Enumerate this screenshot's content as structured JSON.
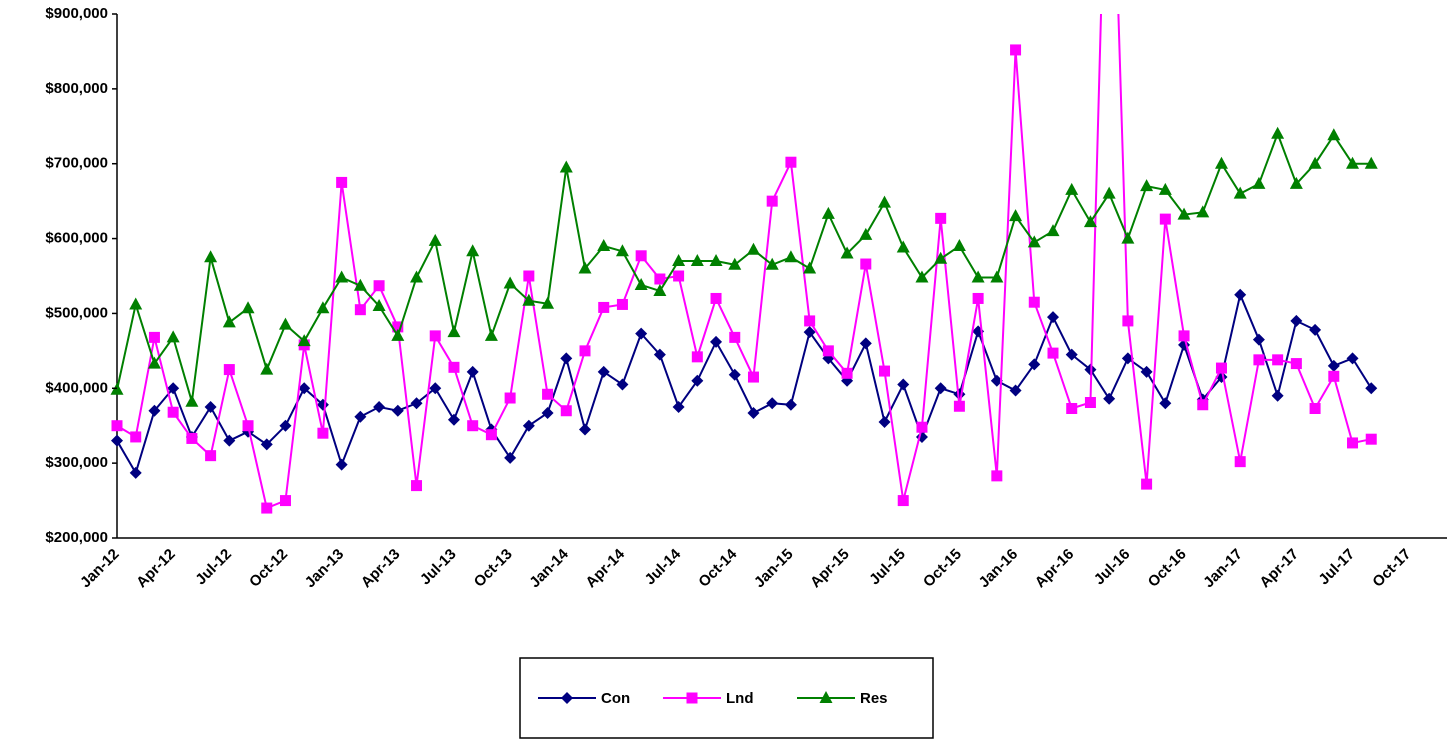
{
  "chart_data": {
    "type": "line",
    "categories": [
      "Jan-12",
      null,
      null,
      "Apr-12",
      null,
      null,
      "Jul-12",
      null,
      null,
      "Oct-12",
      null,
      null,
      "Jan-13",
      null,
      null,
      "Apr-13",
      null,
      null,
      "Jul-13",
      null,
      null,
      "Oct-13",
      null,
      null,
      "Jan-14",
      null,
      null,
      "Apr-14",
      null,
      null,
      "Jul-14",
      null,
      null,
      "Oct-14",
      null,
      null,
      "Jan-15",
      null,
      null,
      "Apr-15",
      null,
      null,
      "Jul-15",
      null,
      null,
      "Oct-15",
      null,
      null,
      "Jan-16",
      null,
      null,
      "Apr-16",
      null,
      null,
      "Jul-16",
      null,
      null,
      "Oct-16",
      null,
      null,
      "Jan-17",
      null,
      null,
      "Apr-17",
      null,
      null,
      "Jul-17",
      null,
      null,
      "Oct-17"
    ],
    "series": [
      {
        "name": "Con",
        "color": "#000080",
        "marker": "diamond",
        "values": [
          330000,
          287000,
          370000,
          400000,
          335000,
          375000,
          330000,
          342000,
          325000,
          350000,
          400000,
          378000,
          298000,
          362000,
          375000,
          370000,
          380000,
          400000,
          358000,
          422000,
          345000,
          307000,
          350000,
          367000,
          440000,
          345000,
          422000,
          405000,
          473000,
          445000,
          375000,
          410000,
          462000,
          418000,
          367000,
          380000,
          378000,
          475000,
          440000,
          410000,
          460000,
          355000,
          405000,
          335000,
          400000,
          392000,
          476000,
          410000,
          397000,
          432000,
          495000,
          445000,
          425000,
          386000,
          440000,
          422000,
          380000,
          458000,
          385000,
          415000,
          525000,
          465000,
          390000,
          490000,
          478000,
          430000,
          440000,
          400000,
          null,
          null
        ]
      },
      {
        "name": "Lnd",
        "color": "#ff00ff",
        "marker": "square",
        "values": [
          350000,
          335000,
          468000,
          368000,
          333000,
          310000,
          425000,
          350000,
          240000,
          250000,
          458000,
          340000,
          675000,
          505000,
          537000,
          482000,
          270000,
          470000,
          428000,
          350000,
          338000,
          387000,
          550000,
          392000,
          370000,
          450000,
          508000,
          512000,
          577000,
          546000,
          550000,
          442000,
          520000,
          468000,
          415000,
          650000,
          702000,
          490000,
          450000,
          420000,
          566000,
          423000,
          250000,
          348000,
          627000,
          376000,
          520000,
          283000,
          852000,
          515000,
          447000,
          373000,
          381000,
          1300000,
          490000,
          272000,
          626000,
          470000,
          378000,
          427000,
          302000,
          438000,
          438000,
          433000,
          373000,
          416000,
          327000,
          332000,
          null,
          null
        ]
      },
      {
        "name": "Res",
        "color": "#008000",
        "marker": "triangle",
        "values": [
          398000,
          512000,
          433000,
          468000,
          382000,
          575000,
          488000,
          507000,
          425000,
          485000,
          463000,
          507000,
          548000,
          537000,
          510000,
          470000,
          548000,
          597000,
          475000,
          583000,
          470000,
          540000,
          517000,
          513000,
          695000,
          560000,
          590000,
          583000,
          538000,
          530000,
          570000,
          570000,
          570000,
          565000,
          585000,
          565000,
          575000,
          560000,
          633000,
          580000,
          605000,
          648000,
          588000,
          548000,
          573000,
          590000,
          548000,
          548000,
          630000,
          595000,
          610000,
          665000,
          622000,
          660000,
          600000,
          670000,
          665000,
          632000,
          635000,
          700000,
          660000,
          673000,
          740000,
          673000,
          700000,
          738000,
          700000,
          700000,
          null,
          null
        ]
      }
    ],
    "ylim": [
      200000,
      900000
    ],
    "yticks": [
      {
        "value": 200000,
        "label": "$200,000"
      },
      {
        "value": 300000,
        "label": "$300,000"
      },
      {
        "value": 400000,
        "label": "$400,000"
      },
      {
        "value": 500000,
        "label": "$500,000"
      },
      {
        "value": 600000,
        "label": "$600,000"
      },
      {
        "value": 700000,
        "label": "$700,000"
      },
      {
        "value": 800000,
        "label": "$800,000"
      },
      {
        "value": 900000,
        "label": "$900,000"
      }
    ],
    "grid": false,
    "legend": "bottom"
  }
}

What you are asked to do ▸ In the records, locate each line holding the string "color" and copy it.

Full output ▸
        "color": "#000080",
        "color": "#ff00ff",
        "color": "#008000",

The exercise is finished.